**INPUT MATERIAL:**
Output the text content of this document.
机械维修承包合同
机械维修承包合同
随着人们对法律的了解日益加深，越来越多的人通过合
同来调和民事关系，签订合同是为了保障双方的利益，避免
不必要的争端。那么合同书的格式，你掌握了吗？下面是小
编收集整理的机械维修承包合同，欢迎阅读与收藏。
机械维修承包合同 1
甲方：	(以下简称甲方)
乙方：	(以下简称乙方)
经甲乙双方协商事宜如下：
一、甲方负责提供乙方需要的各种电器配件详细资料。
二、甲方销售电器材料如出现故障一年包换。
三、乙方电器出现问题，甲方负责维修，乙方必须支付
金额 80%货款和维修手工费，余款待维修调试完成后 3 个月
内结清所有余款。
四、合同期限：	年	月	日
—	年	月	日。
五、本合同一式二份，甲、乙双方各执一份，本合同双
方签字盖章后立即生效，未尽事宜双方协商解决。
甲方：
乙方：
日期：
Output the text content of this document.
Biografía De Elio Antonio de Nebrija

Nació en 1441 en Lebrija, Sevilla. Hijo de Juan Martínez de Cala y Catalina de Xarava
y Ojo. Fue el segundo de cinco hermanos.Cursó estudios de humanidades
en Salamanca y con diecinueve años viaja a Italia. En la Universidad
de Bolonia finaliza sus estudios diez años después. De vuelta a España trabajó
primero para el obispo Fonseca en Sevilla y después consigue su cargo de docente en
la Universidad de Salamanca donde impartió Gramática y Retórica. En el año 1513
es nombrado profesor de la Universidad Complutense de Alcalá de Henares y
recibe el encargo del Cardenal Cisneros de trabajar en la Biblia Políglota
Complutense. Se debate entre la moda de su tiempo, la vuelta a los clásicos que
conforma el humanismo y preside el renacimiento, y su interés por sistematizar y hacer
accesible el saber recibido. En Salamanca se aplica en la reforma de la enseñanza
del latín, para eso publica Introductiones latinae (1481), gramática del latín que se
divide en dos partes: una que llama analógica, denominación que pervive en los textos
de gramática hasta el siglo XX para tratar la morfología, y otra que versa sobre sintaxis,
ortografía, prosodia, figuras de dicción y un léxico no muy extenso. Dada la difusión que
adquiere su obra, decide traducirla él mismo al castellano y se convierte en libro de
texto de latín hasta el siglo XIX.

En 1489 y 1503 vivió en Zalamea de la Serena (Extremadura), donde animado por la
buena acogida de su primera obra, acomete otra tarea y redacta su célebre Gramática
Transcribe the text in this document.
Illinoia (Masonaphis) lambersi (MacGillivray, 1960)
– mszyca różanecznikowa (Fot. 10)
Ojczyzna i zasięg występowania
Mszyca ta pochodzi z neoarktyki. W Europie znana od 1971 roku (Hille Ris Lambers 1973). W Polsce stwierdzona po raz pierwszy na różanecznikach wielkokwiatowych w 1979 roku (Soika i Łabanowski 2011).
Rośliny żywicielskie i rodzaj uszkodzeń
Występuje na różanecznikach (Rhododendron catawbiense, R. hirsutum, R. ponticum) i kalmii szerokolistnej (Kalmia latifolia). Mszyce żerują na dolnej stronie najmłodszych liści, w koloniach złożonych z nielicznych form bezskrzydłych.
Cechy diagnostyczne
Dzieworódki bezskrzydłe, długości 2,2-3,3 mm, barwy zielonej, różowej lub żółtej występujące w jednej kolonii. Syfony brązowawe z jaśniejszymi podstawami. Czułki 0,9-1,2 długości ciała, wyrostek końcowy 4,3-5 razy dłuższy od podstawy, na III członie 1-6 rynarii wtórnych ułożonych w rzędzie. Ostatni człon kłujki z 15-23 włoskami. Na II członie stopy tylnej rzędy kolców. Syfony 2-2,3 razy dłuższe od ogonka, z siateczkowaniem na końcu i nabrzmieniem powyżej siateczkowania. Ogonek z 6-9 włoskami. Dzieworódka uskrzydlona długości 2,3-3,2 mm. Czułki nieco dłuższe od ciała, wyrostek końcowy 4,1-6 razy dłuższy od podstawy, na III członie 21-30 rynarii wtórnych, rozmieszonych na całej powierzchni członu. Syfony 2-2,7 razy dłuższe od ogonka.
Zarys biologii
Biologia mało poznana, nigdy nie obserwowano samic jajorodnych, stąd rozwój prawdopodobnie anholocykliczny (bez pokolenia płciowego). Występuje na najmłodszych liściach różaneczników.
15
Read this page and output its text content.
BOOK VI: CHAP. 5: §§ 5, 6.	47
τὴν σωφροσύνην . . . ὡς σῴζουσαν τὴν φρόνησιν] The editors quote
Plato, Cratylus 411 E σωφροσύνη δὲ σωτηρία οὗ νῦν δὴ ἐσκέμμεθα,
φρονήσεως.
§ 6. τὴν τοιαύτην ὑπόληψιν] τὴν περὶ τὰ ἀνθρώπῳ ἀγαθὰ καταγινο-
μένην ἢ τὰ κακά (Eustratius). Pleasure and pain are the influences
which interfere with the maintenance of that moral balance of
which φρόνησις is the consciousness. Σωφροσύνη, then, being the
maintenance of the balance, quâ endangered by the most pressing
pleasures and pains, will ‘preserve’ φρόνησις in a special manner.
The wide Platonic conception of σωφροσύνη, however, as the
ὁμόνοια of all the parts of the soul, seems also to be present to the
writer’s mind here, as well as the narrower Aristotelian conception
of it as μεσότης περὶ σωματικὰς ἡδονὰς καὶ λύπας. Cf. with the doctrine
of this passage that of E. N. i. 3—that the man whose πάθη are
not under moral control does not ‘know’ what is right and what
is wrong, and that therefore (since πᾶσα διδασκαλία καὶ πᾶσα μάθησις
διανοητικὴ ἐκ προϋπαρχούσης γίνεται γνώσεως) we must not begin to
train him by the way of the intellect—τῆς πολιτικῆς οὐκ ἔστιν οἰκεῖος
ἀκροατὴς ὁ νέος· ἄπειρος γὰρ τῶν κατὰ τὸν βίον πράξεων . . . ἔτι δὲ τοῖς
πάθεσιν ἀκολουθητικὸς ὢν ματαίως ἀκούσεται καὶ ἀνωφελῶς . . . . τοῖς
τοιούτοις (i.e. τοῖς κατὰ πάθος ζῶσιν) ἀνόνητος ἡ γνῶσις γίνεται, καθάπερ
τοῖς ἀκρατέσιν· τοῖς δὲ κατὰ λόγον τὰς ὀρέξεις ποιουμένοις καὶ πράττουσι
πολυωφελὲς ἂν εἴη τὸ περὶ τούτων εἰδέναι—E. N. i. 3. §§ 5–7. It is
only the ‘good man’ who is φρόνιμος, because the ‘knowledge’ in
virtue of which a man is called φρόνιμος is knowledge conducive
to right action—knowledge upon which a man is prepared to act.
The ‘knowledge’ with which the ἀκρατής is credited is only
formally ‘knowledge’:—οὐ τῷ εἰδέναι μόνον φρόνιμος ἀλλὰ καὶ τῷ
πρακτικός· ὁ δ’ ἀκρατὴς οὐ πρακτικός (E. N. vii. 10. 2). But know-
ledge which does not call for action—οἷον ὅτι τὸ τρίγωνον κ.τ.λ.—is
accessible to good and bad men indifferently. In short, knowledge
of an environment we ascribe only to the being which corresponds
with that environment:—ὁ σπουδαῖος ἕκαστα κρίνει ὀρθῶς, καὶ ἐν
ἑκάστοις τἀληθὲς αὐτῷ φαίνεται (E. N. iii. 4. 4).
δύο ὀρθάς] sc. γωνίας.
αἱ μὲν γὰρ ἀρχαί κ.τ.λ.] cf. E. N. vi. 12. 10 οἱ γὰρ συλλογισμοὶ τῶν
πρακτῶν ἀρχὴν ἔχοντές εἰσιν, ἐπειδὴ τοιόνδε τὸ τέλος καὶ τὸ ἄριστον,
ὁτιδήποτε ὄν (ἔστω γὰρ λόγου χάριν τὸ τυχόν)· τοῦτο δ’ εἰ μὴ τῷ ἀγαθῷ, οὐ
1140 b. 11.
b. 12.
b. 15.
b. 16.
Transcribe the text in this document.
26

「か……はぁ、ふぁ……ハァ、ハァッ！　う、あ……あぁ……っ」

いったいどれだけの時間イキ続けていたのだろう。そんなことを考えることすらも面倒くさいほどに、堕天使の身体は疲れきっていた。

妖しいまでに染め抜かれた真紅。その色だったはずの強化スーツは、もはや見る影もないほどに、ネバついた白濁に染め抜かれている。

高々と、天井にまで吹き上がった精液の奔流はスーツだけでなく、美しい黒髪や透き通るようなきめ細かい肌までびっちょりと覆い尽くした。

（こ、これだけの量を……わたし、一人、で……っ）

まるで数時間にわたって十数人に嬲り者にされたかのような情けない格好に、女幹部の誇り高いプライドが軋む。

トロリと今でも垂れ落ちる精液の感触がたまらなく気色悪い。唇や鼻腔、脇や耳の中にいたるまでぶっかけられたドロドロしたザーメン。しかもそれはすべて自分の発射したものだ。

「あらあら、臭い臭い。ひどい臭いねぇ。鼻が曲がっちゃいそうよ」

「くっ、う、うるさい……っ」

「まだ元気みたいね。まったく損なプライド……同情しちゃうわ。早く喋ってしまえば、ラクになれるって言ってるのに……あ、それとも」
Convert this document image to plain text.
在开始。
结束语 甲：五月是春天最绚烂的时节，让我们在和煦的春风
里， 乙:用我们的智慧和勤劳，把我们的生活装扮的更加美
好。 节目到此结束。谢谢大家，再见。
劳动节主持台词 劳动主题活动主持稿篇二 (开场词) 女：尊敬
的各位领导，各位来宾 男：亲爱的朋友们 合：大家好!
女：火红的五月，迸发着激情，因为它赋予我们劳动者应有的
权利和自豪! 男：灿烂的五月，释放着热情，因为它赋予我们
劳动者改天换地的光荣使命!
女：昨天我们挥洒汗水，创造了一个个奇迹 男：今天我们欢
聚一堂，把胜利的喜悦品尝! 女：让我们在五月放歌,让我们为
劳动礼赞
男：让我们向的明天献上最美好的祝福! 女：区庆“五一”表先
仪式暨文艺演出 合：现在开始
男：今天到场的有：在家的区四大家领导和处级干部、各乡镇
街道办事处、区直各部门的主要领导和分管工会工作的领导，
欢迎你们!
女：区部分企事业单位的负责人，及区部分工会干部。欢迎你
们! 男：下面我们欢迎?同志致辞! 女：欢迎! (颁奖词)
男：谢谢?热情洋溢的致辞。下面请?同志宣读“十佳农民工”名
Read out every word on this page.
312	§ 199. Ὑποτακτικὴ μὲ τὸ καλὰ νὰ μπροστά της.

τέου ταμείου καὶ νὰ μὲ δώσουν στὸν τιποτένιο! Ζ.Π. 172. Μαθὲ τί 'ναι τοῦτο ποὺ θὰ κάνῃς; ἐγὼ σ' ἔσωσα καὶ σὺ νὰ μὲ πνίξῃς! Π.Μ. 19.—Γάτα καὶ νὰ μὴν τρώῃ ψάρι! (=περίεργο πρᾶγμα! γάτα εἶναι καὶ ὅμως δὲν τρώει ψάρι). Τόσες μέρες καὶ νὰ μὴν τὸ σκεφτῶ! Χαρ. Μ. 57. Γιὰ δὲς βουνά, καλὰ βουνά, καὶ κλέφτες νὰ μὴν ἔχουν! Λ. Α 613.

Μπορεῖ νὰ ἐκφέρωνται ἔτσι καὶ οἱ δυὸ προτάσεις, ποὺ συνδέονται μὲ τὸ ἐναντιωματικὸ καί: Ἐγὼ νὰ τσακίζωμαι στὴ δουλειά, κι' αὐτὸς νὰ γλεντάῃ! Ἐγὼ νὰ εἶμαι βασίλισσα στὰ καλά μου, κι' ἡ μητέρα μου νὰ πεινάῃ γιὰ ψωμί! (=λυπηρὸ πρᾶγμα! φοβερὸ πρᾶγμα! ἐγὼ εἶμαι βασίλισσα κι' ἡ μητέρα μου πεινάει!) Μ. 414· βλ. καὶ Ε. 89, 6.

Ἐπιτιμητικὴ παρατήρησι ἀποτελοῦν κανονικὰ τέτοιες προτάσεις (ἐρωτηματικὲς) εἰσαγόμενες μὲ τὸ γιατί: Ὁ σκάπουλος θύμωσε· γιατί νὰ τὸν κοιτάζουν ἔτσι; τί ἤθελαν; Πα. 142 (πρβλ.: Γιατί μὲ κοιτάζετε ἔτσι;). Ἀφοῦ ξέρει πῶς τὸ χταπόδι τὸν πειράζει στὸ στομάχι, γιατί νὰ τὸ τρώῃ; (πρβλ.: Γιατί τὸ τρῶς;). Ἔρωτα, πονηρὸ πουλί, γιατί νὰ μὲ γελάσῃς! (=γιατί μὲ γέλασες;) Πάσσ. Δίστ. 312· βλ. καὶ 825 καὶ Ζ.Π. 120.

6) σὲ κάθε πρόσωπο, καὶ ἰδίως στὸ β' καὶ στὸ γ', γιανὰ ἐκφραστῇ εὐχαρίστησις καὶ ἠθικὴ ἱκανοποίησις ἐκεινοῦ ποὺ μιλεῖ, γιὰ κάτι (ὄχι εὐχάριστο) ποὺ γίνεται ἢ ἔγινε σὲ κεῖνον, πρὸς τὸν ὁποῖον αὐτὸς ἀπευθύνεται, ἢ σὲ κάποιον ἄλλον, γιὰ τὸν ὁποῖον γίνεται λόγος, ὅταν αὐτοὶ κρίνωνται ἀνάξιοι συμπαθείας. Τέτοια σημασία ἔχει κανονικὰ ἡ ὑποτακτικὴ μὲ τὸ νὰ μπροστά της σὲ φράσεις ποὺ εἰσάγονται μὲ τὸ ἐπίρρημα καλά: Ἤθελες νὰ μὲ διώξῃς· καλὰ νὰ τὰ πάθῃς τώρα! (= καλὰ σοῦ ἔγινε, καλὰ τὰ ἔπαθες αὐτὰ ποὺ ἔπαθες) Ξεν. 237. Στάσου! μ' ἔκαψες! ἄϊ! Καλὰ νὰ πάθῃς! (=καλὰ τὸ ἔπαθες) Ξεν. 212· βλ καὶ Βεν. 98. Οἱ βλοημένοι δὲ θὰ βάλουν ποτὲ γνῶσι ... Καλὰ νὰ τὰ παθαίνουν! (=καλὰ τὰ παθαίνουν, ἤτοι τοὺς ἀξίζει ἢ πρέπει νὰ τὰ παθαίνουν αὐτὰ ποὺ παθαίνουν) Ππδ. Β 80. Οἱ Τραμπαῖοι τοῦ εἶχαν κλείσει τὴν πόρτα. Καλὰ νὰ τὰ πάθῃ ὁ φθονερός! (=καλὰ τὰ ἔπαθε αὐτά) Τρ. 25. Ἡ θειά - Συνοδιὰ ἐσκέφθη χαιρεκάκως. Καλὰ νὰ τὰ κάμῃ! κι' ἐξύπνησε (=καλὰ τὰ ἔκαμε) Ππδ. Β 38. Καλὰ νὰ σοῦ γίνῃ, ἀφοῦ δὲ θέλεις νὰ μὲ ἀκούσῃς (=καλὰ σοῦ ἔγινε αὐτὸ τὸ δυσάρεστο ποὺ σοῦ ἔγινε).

**YOUR INSTRUCTIONS:**
Copy out all lines that carry the word "maintenance".

**RESPONSE TO THIS EXERCISE:**
which interfere with the maintenance of that moral balance of
maintenance of the balance, quâ endangered by the most pressing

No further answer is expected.